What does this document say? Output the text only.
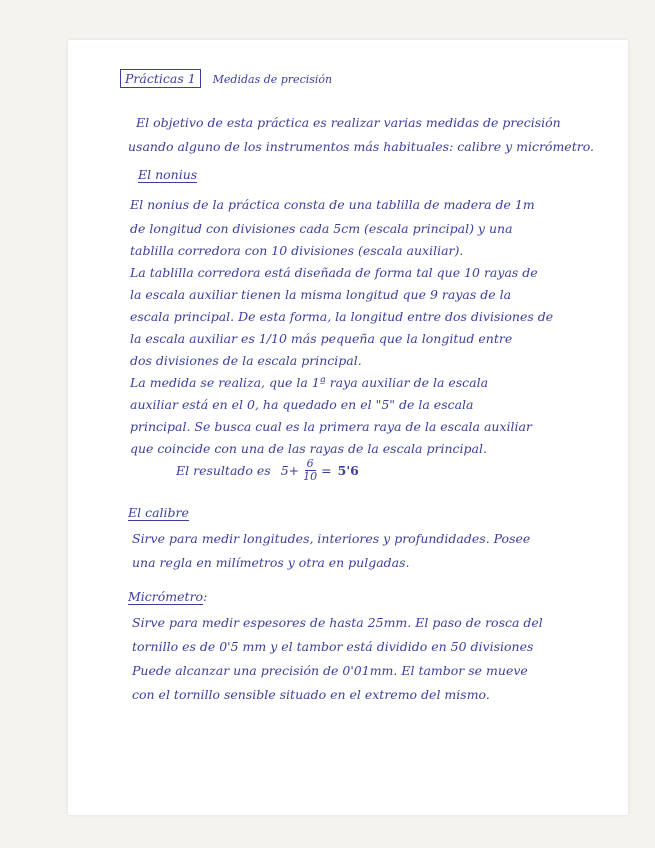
Prácticas 1 Medidas de precisión
El objetivo de esta práctica es realizar varias medidas de precisión
usando alguno de los instrumentos más habituales: calibre y micrómetro.
El nonius
El nonius de la práctica consta de una tablilla de madera de 1m
de longitud con divisiones cada 5cm (escala principal) y una
tablilla corredora con 10 divisiones (escala auxiliar).
La tablilla corredora está diseñada de forma tal que 10 rayas de
la escala auxiliar tienen la misma longitud que 9 rayas de la
escala principal. De esta forma, la longitud entre dos divisiones de
la escala auxiliar es 1/10 más pequeña que la longitud entre
dos divisiones de la escala principal.
La medida se realiza, que la 1ª raya auxiliar de la escala
auxiliar está en el 0, ha quedado en el "5" de la escala
principal. Se busca cual es la primera raya de la escala auxiliar
que coincide con una de las rayas de la escala principal.
El resultado es $5+ \frac{6}{10} = 5'6$
El calibre
Sirve para medir longitudes, interiores y profundidades. Posee
una regla en milímetros y otra en pulgadas.
Micrómetro:
Sirve para medir espesores de hasta 25mm. El paso de rosca del
tornillo es de 0'5 mm y el tambor está dividido en 50 divisiones
Puede alcanzar una precisión de 0'01mm. El tambor se mueve
con el tornillo sensible situado en el extremo del mismo.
------------------------------------------------------------------------
What is being asked:
Go through the entries above and output them exactly, without pictures.

Answer:
What does this document say? Output the text only.
Prácticas 1 Medidas de precisión
El objetivo de esta práctica es realizar varias medidas de precisión
usando alguno de los instrumentos más habituales: calibre y micrómetro.
El nonius
El nonius de la práctica consta de una tablilla de madera de 1m
de longitud con divisiones cada 5cm (escala principal) y una
tablilla corredora con 10 divisiones (escala auxiliar).
La tablilla corredora está diseñada de forma tal que 10 rayas de
la escala auxiliar tienen la misma longitud que 9 rayas de la
escala principal. De esta forma, la longitud entre dos divisiones de
la escala auxiliar es 1/10 más pequeña que la longitud entre
dos divisiones de la escala principal.
La medida se realiza, que la 1ª raya auxiliar de la escala
auxiliar está en el 0, ha quedado en el "5" de la escala
principal. Se busca cual es la primera raya de la escala auxiliar
que coincide con una de las rayas de la escala principal.
El resultado es $5+ \frac{6}{10} = 5'6$
El calibre
Sirve para medir longitudes, interiores y profundidades. Posee
una regla en milímetros y otra en pulgadas.
Micrómetro:
Sirve para medir espesores de hasta 25mm. El paso de rosca del
tornillo es de 0'5 mm y el tambor está dividido en 50 divisiones
Puede alcanzar una precisión de 0'01mm. El tambor se mueve
con el tornillo sensible situado en el extremo del mismo.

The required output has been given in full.